* EXERCISE PROMPT
Pictures stay out of the copy; restate everything else in the material exactly.

(Recorded data)
******************************

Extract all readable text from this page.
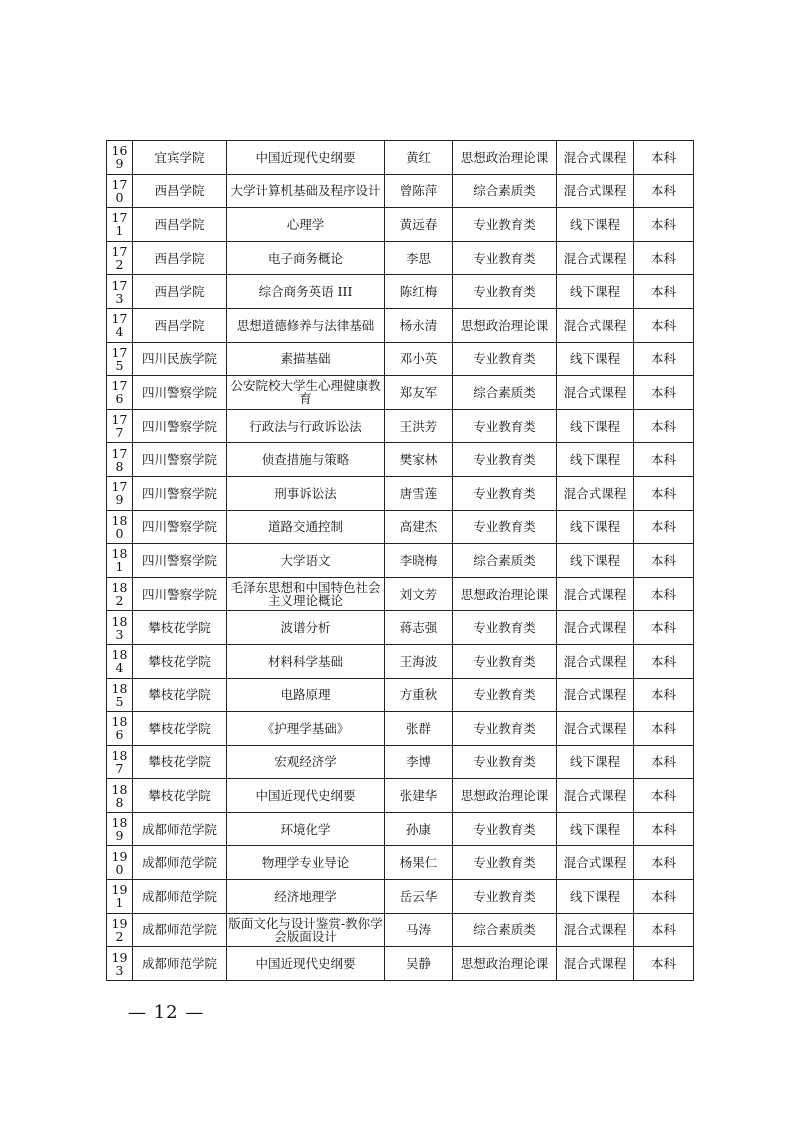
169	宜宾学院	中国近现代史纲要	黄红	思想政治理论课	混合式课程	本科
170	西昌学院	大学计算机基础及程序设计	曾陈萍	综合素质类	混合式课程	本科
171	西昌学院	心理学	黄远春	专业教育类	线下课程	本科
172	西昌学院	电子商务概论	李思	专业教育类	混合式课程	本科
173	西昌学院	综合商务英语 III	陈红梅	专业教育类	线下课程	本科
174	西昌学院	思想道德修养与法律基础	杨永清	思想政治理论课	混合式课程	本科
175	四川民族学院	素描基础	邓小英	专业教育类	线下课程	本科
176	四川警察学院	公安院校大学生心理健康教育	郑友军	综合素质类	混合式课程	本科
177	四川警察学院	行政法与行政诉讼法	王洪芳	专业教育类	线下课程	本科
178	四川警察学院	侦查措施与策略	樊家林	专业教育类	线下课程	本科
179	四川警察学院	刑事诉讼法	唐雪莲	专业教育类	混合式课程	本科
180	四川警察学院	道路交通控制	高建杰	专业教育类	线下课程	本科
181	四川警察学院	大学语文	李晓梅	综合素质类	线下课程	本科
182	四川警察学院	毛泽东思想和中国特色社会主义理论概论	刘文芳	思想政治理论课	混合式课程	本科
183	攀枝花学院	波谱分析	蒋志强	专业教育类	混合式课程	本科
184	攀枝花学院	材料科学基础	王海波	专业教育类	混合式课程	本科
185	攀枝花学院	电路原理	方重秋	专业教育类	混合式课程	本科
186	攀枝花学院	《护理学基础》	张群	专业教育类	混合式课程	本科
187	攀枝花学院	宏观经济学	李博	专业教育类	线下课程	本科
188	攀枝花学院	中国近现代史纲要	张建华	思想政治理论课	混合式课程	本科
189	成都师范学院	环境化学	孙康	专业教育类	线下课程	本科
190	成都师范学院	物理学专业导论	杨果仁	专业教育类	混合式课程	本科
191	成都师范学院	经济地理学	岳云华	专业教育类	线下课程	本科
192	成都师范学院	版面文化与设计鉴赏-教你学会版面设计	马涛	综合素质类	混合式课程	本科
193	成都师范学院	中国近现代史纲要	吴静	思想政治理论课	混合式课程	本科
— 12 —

******************************

* FINISHED EXERCISE
Extract all readable text from this page.
169	宜宾学院	中国近现代史纲要	黄红	思想政治理论课	混合式课程	本科
170	西昌学院	大学计算机基础及程序设计	曾陈萍	综合素质类	混合式课程	本科
171	西昌学院	心理学	黄远春	专业教育类	线下课程	本科
172	西昌学院	电子商务概论	李思	专业教育类	混合式课程	本科
173	西昌学院	综合商务英语 III	陈红梅	专业教育类	线下课程	本科
174	西昌学院	思想道德修养与法律基础	杨永清	思想政治理论课	混合式课程	本科
175	四川民族学院	素描基础	邓小英	专业教育类	线下课程	本科
176	四川警察学院	公安院校大学生心理健康教育	郑友军	综合素质类	混合式课程	本科
177	四川警察学院	行政法与行政诉讼法	王洪芳	专业教育类	线下课程	本科
178	四川警察学院	侦查措施与策略	樊家林	专业教育类	线下课程	本科
179	四川警察学院	刑事诉讼法	唐雪莲	专业教育类	混合式课程	本科
180	四川警察学院	道路交通控制	高建杰	专业教育类	线下课程	本科
181	四川警察学院	大学语文	李晓梅	综合素质类	线下课程	本科
182	四川警察学院	毛泽东思想和中国特色社会主义理论概论	刘文芳	思想政治理论课	混合式课程	本科
183	攀枝花学院	波谱分析	蒋志强	专业教育类	混合式课程	本科
184	攀枝花学院	材料科学基础	王海波	专业教育类	混合式课程	本科
185	攀枝花学院	电路原理	方重秋	专业教育类	混合式课程	本科
186	攀枝花学院	《护理学基础》	张群	专业教育类	混合式课程	本科
187	攀枝花学院	宏观经济学	李博	专业教育类	线下课程	本科
188	攀枝花学院	中国近现代史纲要	张建华	思想政治理论课	混合式课程	本科
189	成都师范学院	环境化学	孙康	专业教育类	线下课程	本科
190	成都师范学院	物理学专业导论	杨果仁	专业教育类	混合式课程	本科
191	成都师范学院	经济地理学	岳云华	专业教育类	线下课程	本科
192	成都师范学院	版面文化与设计鉴赏-教你学会版面设计	马涛	综合素质类	混合式课程	本科
193	成都师范学院	中国近现代史纲要	吴静	思想政治理论课	混合式课程	本科
— 12 —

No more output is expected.